What is asked: Repeat the full listing below verbatim and keep the images out.

Material supplied:
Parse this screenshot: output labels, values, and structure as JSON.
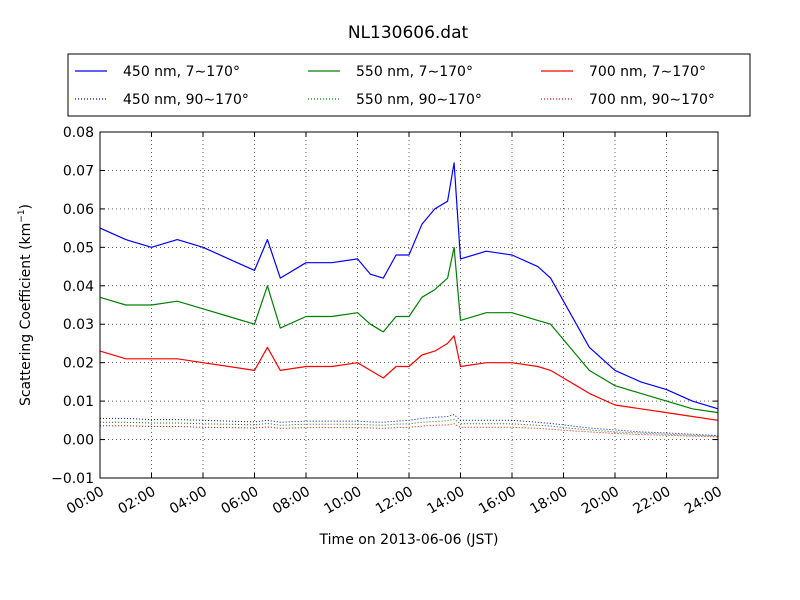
{
  "chart_data": {
    "type": "line",
    "title": "NL130606.dat",
    "xlabel": "Time on 2013-06-06 (JST)",
    "ylabel_main": "Scattering Coefficient (km",
    "ylabel_exp": "−1",
    "ylabel_close": ")",
    "xlim": [
      0,
      24
    ],
    "ylim": [
      -0.01,
      0.08
    ],
    "x_ticks": [
      0,
      2,
      4,
      6,
      8,
      10,
      12,
      14,
      16,
      18,
      20,
      22,
      24
    ],
    "x_tick_labels": [
      "00:00",
      "02:00",
      "04:00",
      "06:00",
      "08:00",
      "10:00",
      "12:00",
      "14:00",
      "16:00",
      "18:00",
      "20:00",
      "22:00",
      "24:00"
    ],
    "y_ticks": [
      -0.01,
      0.0,
      0.01,
      0.02,
      0.03,
      0.04,
      0.05,
      0.06,
      0.07,
      0.08
    ],
    "y_tick_labels": [
      "−0.01",
      "0.00",
      "0.01",
      "0.02",
      "0.03",
      "0.04",
      "0.05",
      "0.06",
      "0.07",
      "0.08"
    ],
    "grid": true,
    "legend_position": "top",
    "x": [
      0,
      1,
      2,
      3,
      4,
      5,
      6,
      6.5,
      7,
      8,
      9,
      10,
      10.5,
      11,
      11.5,
      12,
      12.5,
      13,
      13.5,
      13.75,
      14,
      15,
      16,
      17,
      17.5,
      18,
      18.5,
      19,
      20,
      21,
      22,
      23,
      24
    ],
    "series": [
      {
        "name": "450 nm, 7∼170°",
        "color": "#0000ff",
        "style": "solid",
        "values": [
          0.055,
          0.052,
          0.05,
          0.052,
          0.05,
          0.047,
          0.044,
          0.052,
          0.042,
          0.046,
          0.046,
          0.047,
          0.043,
          0.042,
          0.048,
          0.048,
          0.056,
          0.06,
          0.062,
          0.072,
          0.047,
          0.049,
          0.048,
          0.045,
          0.042,
          0.036,
          0.03,
          0.024,
          0.018,
          0.015,
          0.013,
          0.01,
          0.008
        ]
      },
      {
        "name": "550 nm, 7∼170°",
        "color": "#008000",
        "style": "solid",
        "values": [
          0.037,
          0.035,
          0.035,
          0.036,
          0.034,
          0.032,
          0.03,
          0.04,
          0.029,
          0.032,
          0.032,
          0.033,
          0.03,
          0.028,
          0.032,
          0.032,
          0.037,
          0.039,
          0.042,
          0.05,
          0.031,
          0.033,
          0.033,
          0.031,
          0.03,
          0.026,
          0.022,
          0.018,
          0.014,
          0.012,
          0.01,
          0.008,
          0.007
        ]
      },
      {
        "name": "700 nm, 7∼170°",
        "color": "#ff0000",
        "style": "solid",
        "values": [
          0.023,
          0.021,
          0.021,
          0.021,
          0.02,
          0.019,
          0.018,
          0.024,
          0.018,
          0.019,
          0.019,
          0.02,
          0.018,
          0.016,
          0.019,
          0.019,
          0.022,
          0.023,
          0.025,
          0.027,
          0.019,
          0.02,
          0.02,
          0.019,
          0.018,
          0.016,
          0.014,
          0.012,
          0.009,
          0.008,
          0.007,
          0.006,
          0.005
        ]
      },
      {
        "name": "450 nm, 90∼170°",
        "color": "#0000ff",
        "style": "dotted",
        "values": [
          0.0055,
          0.0055,
          0.0052,
          0.0052,
          0.005,
          0.0048,
          0.0046,
          0.005,
          0.0045,
          0.0048,
          0.0048,
          0.0048,
          0.0046,
          0.0045,
          0.0048,
          0.005,
          0.0055,
          0.0058,
          0.006,
          0.0065,
          0.005,
          0.005,
          0.005,
          0.0045,
          0.0042,
          0.0038,
          0.0034,
          0.003,
          0.0025,
          0.002,
          0.0017,
          0.0014,
          0.001
        ]
      },
      {
        "name": "550 nm, 90∼170°",
        "color": "#008000",
        "style": "dotted",
        "values": [
          0.0045,
          0.0045,
          0.0043,
          0.0043,
          0.0041,
          0.004,
          0.0038,
          0.0042,
          0.0037,
          0.004,
          0.004,
          0.004,
          0.0038,
          0.0037,
          0.004,
          0.0041,
          0.0045,
          0.0047,
          0.0049,
          0.0053,
          0.0041,
          0.0041,
          0.0041,
          0.0037,
          0.0035,
          0.0031,
          0.0028,
          0.0025,
          0.002,
          0.0017,
          0.0014,
          0.0011,
          0.0009
        ]
      },
      {
        "name": "700 nm, 90∼170°",
        "color": "#ff0000",
        "style": "dotted",
        "values": [
          0.0036,
          0.0036,
          0.0034,
          0.0034,
          0.0032,
          0.0031,
          0.003,
          0.0033,
          0.0029,
          0.0031,
          0.0031,
          0.0031,
          0.003,
          0.0029,
          0.0031,
          0.0032,
          0.0035,
          0.0037,
          0.0038,
          0.0041,
          0.0032,
          0.0032,
          0.0032,
          0.0029,
          0.0027,
          0.0024,
          0.0022,
          0.002,
          0.0016,
          0.0013,
          0.0011,
          0.0009,
          0.0007
        ]
      }
    ]
  }
}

Answer:
Parse this screenshot: output labels, values, and structure as JSON.
{
  "chart_data": {
    "type": "line",
    "title": "NL130606.dat",
    "xlabel": "Time on 2013-06-06 (JST)",
    "ylabel_main": "Scattering Coefficient (km",
    "ylabel_exp": "−1",
    "ylabel_close": ")",
    "xlim": [
      0,
      24
    ],
    "ylim": [
      -0.01,
      0.08
    ],
    "x_ticks": [
      0,
      2,
      4,
      6,
      8,
      10,
      12,
      14,
      16,
      18,
      20,
      22,
      24
    ],
    "x_tick_labels": [
      "00:00",
      "02:00",
      "04:00",
      "06:00",
      "08:00",
      "10:00",
      "12:00",
      "14:00",
      "16:00",
      "18:00",
      "20:00",
      "22:00",
      "24:00"
    ],
    "y_ticks": [
      -0.01,
      0.0,
      0.01,
      0.02,
      0.03,
      0.04,
      0.05,
      0.06,
      0.07,
      0.08
    ],
    "y_tick_labels": [
      "−0.01",
      "0.00",
      "0.01",
      "0.02",
      "0.03",
      "0.04",
      "0.05",
      "0.06",
      "0.07",
      "0.08"
    ],
    "grid": true,
    "legend_position": "top",
    "x": [
      0,
      1,
      2,
      3,
      4,
      5,
      6,
      6.5,
      7,
      8,
      9,
      10,
      10.5,
      11,
      11.5,
      12,
      12.5,
      13,
      13.5,
      13.75,
      14,
      15,
      16,
      17,
      17.5,
      18,
      18.5,
      19,
      20,
      21,
      22,
      23,
      24
    ],
    "series": [
      {
        "name": "450 nm, 7∼170°",
        "color": "#0000ff",
        "style": "solid",
        "values": [
          0.055,
          0.052,
          0.05,
          0.052,
          0.05,
          0.047,
          0.044,
          0.052,
          0.042,
          0.046,
          0.046,
          0.047,
          0.043,
          0.042,
          0.048,
          0.048,
          0.056,
          0.06,
          0.062,
          0.072,
          0.047,
          0.049,
          0.048,
          0.045,
          0.042,
          0.036,
          0.03,
          0.024,
          0.018,
          0.015,
          0.013,
          0.01,
          0.008
        ]
      },
      {
        "name": "550 nm, 7∼170°",
        "color": "#008000",
        "style": "solid",
        "values": [
          0.037,
          0.035,
          0.035,
          0.036,
          0.034,
          0.032,
          0.03,
          0.04,
          0.029,
          0.032,
          0.032,
          0.033,
          0.03,
          0.028,
          0.032,
          0.032,
          0.037,
          0.039,
          0.042,
          0.05,
          0.031,
          0.033,
          0.033,
          0.031,
          0.03,
          0.026,
          0.022,
          0.018,
          0.014,
          0.012,
          0.01,
          0.008,
          0.007
        ]
      },
      {
        "name": "700 nm, 7∼170°",
        "color": "#ff0000",
        "style": "solid",
        "values": [
          0.023,
          0.021,
          0.021,
          0.021,
          0.02,
          0.019,
          0.018,
          0.024,
          0.018,
          0.019,
          0.019,
          0.02,
          0.018,
          0.016,
          0.019,
          0.019,
          0.022,
          0.023,
          0.025,
          0.027,
          0.019,
          0.02,
          0.02,
          0.019,
          0.018,
          0.016,
          0.014,
          0.012,
          0.009,
          0.008,
          0.007,
          0.006,
          0.005
        ]
      },
      {
        "name": "450 nm, 90∼170°",
        "color": "#0000ff",
        "style": "dotted",
        "values": [
          0.0055,
          0.0055,
          0.0052,
          0.0052,
          0.005,
          0.0048,
          0.0046,
          0.005,
          0.0045,
          0.0048,
          0.0048,
          0.0048,
          0.0046,
          0.0045,
          0.0048,
          0.005,
          0.0055,
          0.0058,
          0.006,
          0.0065,
          0.005,
          0.005,
          0.005,
          0.0045,
          0.0042,
          0.0038,
          0.0034,
          0.003,
          0.0025,
          0.002,
          0.0017,
          0.0014,
          0.001
        ]
      },
      {
        "name": "550 nm, 90∼170°",
        "color": "#008000",
        "style": "dotted",
        "values": [
          0.0045,
          0.0045,
          0.0043,
          0.0043,
          0.0041,
          0.004,
          0.0038,
          0.0042,
          0.0037,
          0.004,
          0.004,
          0.004,
          0.0038,
          0.0037,
          0.004,
          0.0041,
          0.0045,
          0.0047,
          0.0049,
          0.0053,
          0.0041,
          0.0041,
          0.0041,
          0.0037,
          0.0035,
          0.0031,
          0.0028,
          0.0025,
          0.002,
          0.0017,
          0.0014,
          0.0011,
          0.0009
        ]
      },
      {
        "name": "700 nm, 90∼170°",
        "color": "#ff0000",
        "style": "dotted",
        "values": [
          0.0036,
          0.0036,
          0.0034,
          0.0034,
          0.0032,
          0.0031,
          0.003,
          0.0033,
          0.0029,
          0.0031,
          0.0031,
          0.0031,
          0.003,
          0.0029,
          0.0031,
          0.0032,
          0.0035,
          0.0037,
          0.0038,
          0.0041,
          0.0032,
          0.0032,
          0.0032,
          0.0029,
          0.0027,
          0.0024,
          0.0022,
          0.002,
          0.0016,
          0.0013,
          0.0011,
          0.0009,
          0.0007
        ]
      }
    ]
  }
}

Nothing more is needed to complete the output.